* start *

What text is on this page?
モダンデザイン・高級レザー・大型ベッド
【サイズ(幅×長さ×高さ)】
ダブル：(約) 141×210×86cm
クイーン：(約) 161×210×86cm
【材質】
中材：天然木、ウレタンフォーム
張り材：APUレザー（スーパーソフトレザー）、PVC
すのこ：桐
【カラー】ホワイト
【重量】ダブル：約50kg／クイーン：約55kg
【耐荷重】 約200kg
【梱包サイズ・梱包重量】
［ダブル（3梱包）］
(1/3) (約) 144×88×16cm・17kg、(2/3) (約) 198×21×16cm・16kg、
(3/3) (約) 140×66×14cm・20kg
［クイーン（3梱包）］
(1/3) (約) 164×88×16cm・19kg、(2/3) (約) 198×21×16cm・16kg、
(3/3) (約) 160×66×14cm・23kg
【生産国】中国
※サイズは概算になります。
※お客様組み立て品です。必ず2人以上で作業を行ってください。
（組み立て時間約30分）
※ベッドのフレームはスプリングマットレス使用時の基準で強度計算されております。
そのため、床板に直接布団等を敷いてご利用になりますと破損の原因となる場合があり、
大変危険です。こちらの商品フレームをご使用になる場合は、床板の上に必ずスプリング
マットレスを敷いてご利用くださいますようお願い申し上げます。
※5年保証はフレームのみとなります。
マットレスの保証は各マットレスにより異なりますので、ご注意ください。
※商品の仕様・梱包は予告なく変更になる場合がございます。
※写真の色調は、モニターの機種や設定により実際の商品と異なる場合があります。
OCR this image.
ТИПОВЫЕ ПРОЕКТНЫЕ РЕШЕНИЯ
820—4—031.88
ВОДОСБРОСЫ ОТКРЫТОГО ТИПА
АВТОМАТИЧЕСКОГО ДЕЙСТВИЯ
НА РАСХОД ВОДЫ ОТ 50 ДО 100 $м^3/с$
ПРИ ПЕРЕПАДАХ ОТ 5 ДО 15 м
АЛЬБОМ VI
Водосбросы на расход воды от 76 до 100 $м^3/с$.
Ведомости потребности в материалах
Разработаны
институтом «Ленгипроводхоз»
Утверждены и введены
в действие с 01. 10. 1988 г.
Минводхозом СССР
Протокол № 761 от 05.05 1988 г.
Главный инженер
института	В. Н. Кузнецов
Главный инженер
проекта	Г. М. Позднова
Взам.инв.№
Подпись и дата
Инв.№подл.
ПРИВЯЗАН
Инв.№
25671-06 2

* end *

Stated goal | Reproduce the lines of the entries above exactly, but only from the line containing "OCR this image." through the final line.

Answer to this exercise |
OCR this image.
ТИПОВЫЕ ПРОЕКТНЫЕ РЕШЕНИЯ
820—4—031.88
ВОДОСБРОСЫ ОТКРЫТОГО ТИПА
АВТОМАТИЧЕСКОГО ДЕЙСТВИЯ
НА РАСХОД ВОДЫ ОТ 50 ДО 100 $м^3/с$
ПРИ ПЕРЕПАДАХ ОТ 5 ДО 15 м
АЛЬБОМ VI
Водосбросы на расход воды от 76 до 100 $м^3/с$.
Ведомости потребности в материалах
Разработаны
институтом «Ленгипроводхоз»
Утверждены и введены
в действие с 01. 10. 1988 г.
Минводхозом СССР
Протокол № 761 от 05.05 1988 г.
Главный инженер
института	В. Н. Кузнецов
Главный инженер
проекта	Г. М. Позднова
Взам.инв.№
Подпись и дата
Инв.№подл.
ПРИВЯЗАН
Инв.№
25671-06 2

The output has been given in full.